Collection entries
begin

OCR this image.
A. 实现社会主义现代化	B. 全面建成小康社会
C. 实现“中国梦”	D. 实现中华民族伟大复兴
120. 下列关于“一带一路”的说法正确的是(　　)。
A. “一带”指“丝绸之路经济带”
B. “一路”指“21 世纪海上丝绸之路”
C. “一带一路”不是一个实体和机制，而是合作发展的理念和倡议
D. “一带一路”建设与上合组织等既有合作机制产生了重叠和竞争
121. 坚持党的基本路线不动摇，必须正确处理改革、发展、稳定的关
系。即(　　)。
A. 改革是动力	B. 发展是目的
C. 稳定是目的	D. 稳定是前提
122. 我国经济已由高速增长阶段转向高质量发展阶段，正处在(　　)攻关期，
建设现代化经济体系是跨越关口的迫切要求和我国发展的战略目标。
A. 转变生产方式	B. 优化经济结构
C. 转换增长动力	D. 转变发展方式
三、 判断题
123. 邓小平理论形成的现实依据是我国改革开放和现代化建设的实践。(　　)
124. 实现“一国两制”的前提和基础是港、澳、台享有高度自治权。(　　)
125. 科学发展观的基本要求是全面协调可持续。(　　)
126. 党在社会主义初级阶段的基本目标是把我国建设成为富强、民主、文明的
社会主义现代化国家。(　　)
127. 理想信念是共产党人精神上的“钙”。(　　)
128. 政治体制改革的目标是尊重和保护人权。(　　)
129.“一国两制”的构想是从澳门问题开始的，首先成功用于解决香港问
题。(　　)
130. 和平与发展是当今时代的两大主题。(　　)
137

end

[Task instructions]
Extract the full set of entries word for word.

[Exercise solution]
OCR this image.
A. 实现社会主义现代化	B. 全面建成小康社会
C. 实现“中国梦”	D. 实现中华民族伟大复兴
120. 下列关于“一带一路”的说法正确的是(　　)。
A. “一带”指“丝绸之路经济带”
B. “一路”指“21 世纪海上丝绸之路”
C. “一带一路”不是一个实体和机制，而是合作发展的理念和倡议
D. “一带一路”建设与上合组织等既有合作机制产生了重叠和竞争
121. 坚持党的基本路线不动摇，必须正确处理改革、发展、稳定的关
系。即(　　)。
A. 改革是动力	B. 发展是目的
C. 稳定是目的	D. 稳定是前提
122. 我国经济已由高速增长阶段转向高质量发展阶段，正处在(　　)攻关期，
建设现代化经济体系是跨越关口的迫切要求和我国发展的战略目标。
A. 转变生产方式	B. 优化经济结构
C. 转换增长动力	D. 转变发展方式
三、 判断题
123. 邓小平理论形成的现实依据是我国改革开放和现代化建设的实践。(　　)
124. 实现“一国两制”的前提和基础是港、澳、台享有高度自治权。(　　)
125. 科学发展观的基本要求是全面协调可持续。(　　)
126. 党在社会主义初级阶段的基本目标是把我国建设成为富强、民主、文明的
社会主义现代化国家。(　　)
127. 理想信念是共产党人精神上的“钙”。(　　)
128. 政治体制改革的目标是尊重和保护人权。(　　)
129.“一国两制”的构想是从澳门问题开始的，首先成功用于解决香港问
题。(　　)
130. 和平与发展是当今时代的两大主题。(　　)
137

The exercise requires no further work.